*WORK TO BE COMPLETED:*
From the line containing "Type out the text in this image." to the end of the data, retype every line exactly and nothing else. Drop the pictures.

(Saved data entries)
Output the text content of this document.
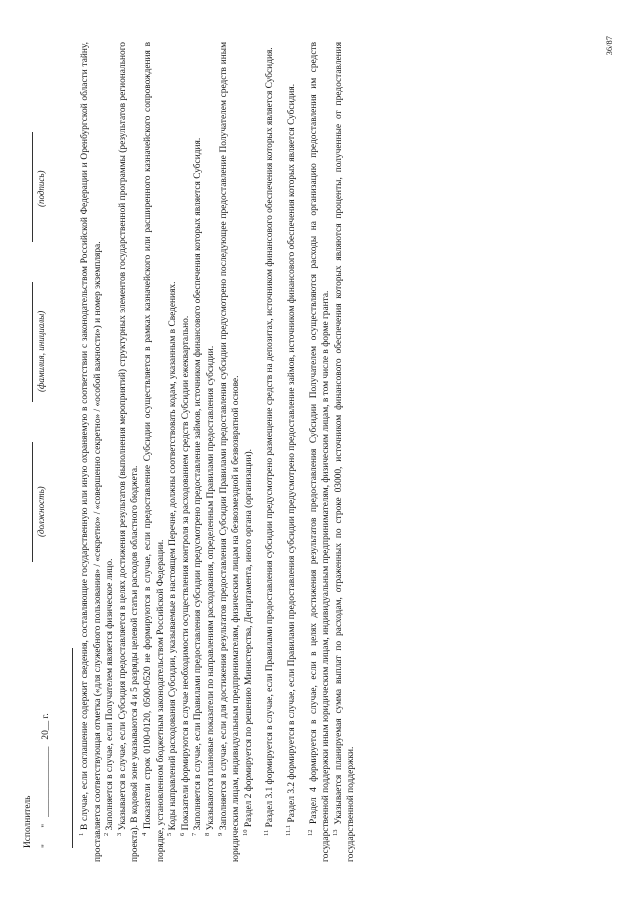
Исполнитель "       "   _______________   20__ г.
(должность)
(фамилия, инициалы)
(подпись)

$^1$ В случае, если соглашение содержит сведения, составляющие государственную или иную охраняемую в соответствии с законодательством Российской Федерации и Оренбургской области тайну, проставляется соответствующая отметка («для служебного пользования» / «секретно» / «совершенно секретно» / «особой важности») и номер экземпляра. $^2$ Заполняется в случае, если Получателем является физическое лицо.

$^3$ Указывается в случае, если Субсидия предоставляется в целях достижения результатов (выполнения мероприятий) структурных элементов государственной программы (результатов регионального проекта). В кодовой зоне указываются 4 и 5 разряды целевой статьи расходов областного бюджета. $^4$ Показатели строк 0100-0120, 0500-0520 не формируются в случае, если предоставление Субсидии осуществляется в рамках казначейского или расширенного казначейского сопровождения в порядке, установленном бюджетным законодательством Российской Федерации. $^5$ Коды направлений расходования Субсидии, указываемые в настоящем Перечне, должны соответствовать кодам, указанным в Сведениях.

$^6$ Показатели формируются в случае необходимости осуществления контроля за расходованием средств Субсидии ежеквартально.

$^7$ Заполняется в случае, если Правилами предоставления субсидии предусмотрено предоставление займов, источником финансового обеспечения которых является Субсидия.

$^8$ Указываются плановые показатели по направлениям расходования, определенным Правилами предоставления субсидии.

$^9$ Заполняется в случае, если для достижения результатов предоставления Субсидии Правилами предоставления субсидии предусмотрено последующее предоставление Получателем средств иным юридическим лицам, индивидуальным предпринимателям, физическим лицам на безвозмездной и безвозвратной основе. $^{10}$ Раздел 2 формируется по решению Министерства, Департамента, иного органа (организации).

$^{11}$ Раздел 3.1 формируется в случае, если Правилами предоставления субсидии предусмотрено размещение средств на депозитах, источником финансового обеспечения которых является Субсидия.

$^{11.1}$ Раздел 3.2 формируется в случае, если Правилами предоставления субсидии предусмотрено предоставление займов, источником финансового обеспечения которых является Субсидия.

$^{12}$ Раздел 4 формируется в случае, если в целях достижения результатов предоставления Субсидии Получателем осуществляются расходы на организацию предоставления им средств государственной поддержки иным юридическим лицам, индивидуальным предпринимателям, физическим лицам, в том числе в форме гранта. $^{13}$ Указывается планируемая сумма выплат по расходам, отраженных по строке 03000, источником финансового обеспечения которых являются проценты, полученные от предоставления государственной поддержки.

36/87
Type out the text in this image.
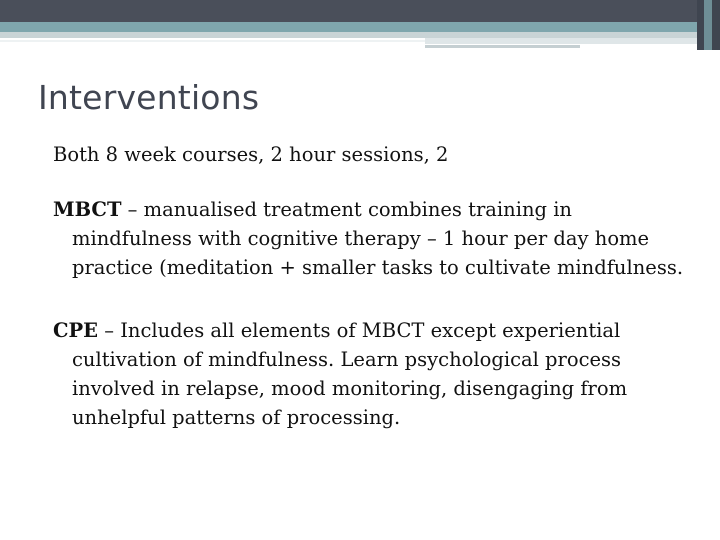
Interventions

Both 8 week courses, 2 hour sessions, 2

MBCT – manualised treatment combines training in mindfulness with cognitive therapy – 1 hour per day home practice (meditation + smaller tasks to cultivate mindfulness.

CPE – Includes all elements of MBCT except experiential cultivation of mindfulness. Learn psychological process involved in relapse, mood monitoring, disengaging from unhelpful patterns of processing.
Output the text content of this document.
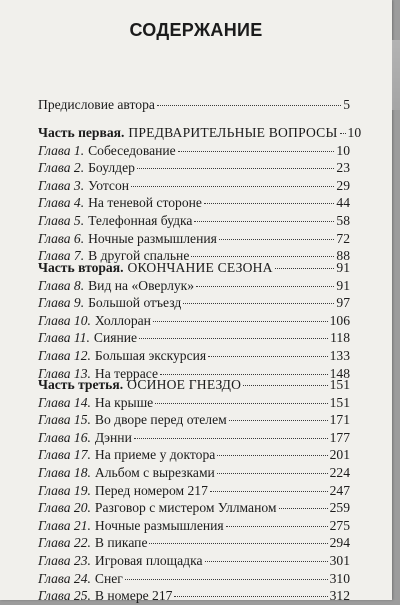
СОДЕРЖАНИЕ
Предисловие автора	5
Часть первая. ПРЕДВАРИТЕЛЬНЫЕ ВОПРОСЫ 10
Глава 1. Собеседование	10
Глава 2. Боулдер	23
Глава 3. Уотсон	29
Глава 4. На теневой стороне	44
Глава 5. Телефонная будка	58
Глава 6. Ночные размышления	72
Глава 7. В другой спальне	88
Часть вторая. ОКОНЧАНИЕ СЕЗОНА	91
Глава 8. Вид на «Оверлук»	91
Глава 9. Большой отъезд	97
Глава 10. Холлоран	106
Глава 11. Сияние	118
Глава 12. Большая экскурсия	133
Глава 13. На террасе	148
Часть третья. ОСИНОЕ ГНЕЗДО	151
Глава 14. На крыше	151
Глава 15. Во дворе перед отелем	171
Глава 16. Дэнни	177
Глава 17. На приеме у доктора	201
Глава 18. Альбом с вырезками	224
Глава 19. Перед номером 217	247
Глава 20. Разговор с мистером Уллманом	259
Глава 21. Ночные размышления	275
Глава 22. В пикапе	294
Глава 23. Игровая площадка	301
Глава 24. Снег	310
Глава 25. В номере 217	312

*SOLUTION:*
Type out the text in this image.
Interventions

Both 8 week courses, 2 hour sessions, 2

MBCT – manualised treatment combines training in mindfulness with cognitive therapy – 1 hour per day home practice (meditation + smaller tasks to cultivate mindfulness.

CPE – Includes all elements of MBCT except experiential cultivation of mindfulness. Learn psychological process involved in relapse, mood monitoring, disengaging from unhelpful patterns of processing.
Output the text content of this document.
СОДЕРЖАНИЕ
Предисловие автора	5
Часть первая. ПРЕДВАРИТЕЛЬНЫЕ ВОПРОСЫ 10
Глава 1. Собеседование	10
Глава 2. Боулдер	23
Глава 3. Уотсон	29
Глава 4. На теневой стороне	44
Глава 5. Телефонная будка	58
Глава 6. Ночные размышления	72
Глава 7. В другой спальне	88
Часть вторая. ОКОНЧАНИЕ СЕЗОНА	91
Глава 8. Вид на «Оверлук»	91
Глава 9. Большой отъезд	97
Глава 10. Холлоран	106
Глава 11. Сияние	118
Глава 12. Большая экскурсия	133
Глава 13. На террасе	148
Часть третья. ОСИНОЕ ГНЕЗДО	151
Глава 14. На крыше	151
Глава 15. Во дворе перед отелем	171
Глава 16. Дэнни	177
Глава 17. На приеме у доктора	201
Глава 18. Альбом с вырезками	224
Глава 19. Перед номером 217	247
Глава 20. Разговор с мистером Уллманом	259
Глава 21. Ночные размышления	275
Глава 22. В пикапе	294
Глава 23. Игровая площадка	301
Глава 24. Снег	310
Глава 25. В номере 217	312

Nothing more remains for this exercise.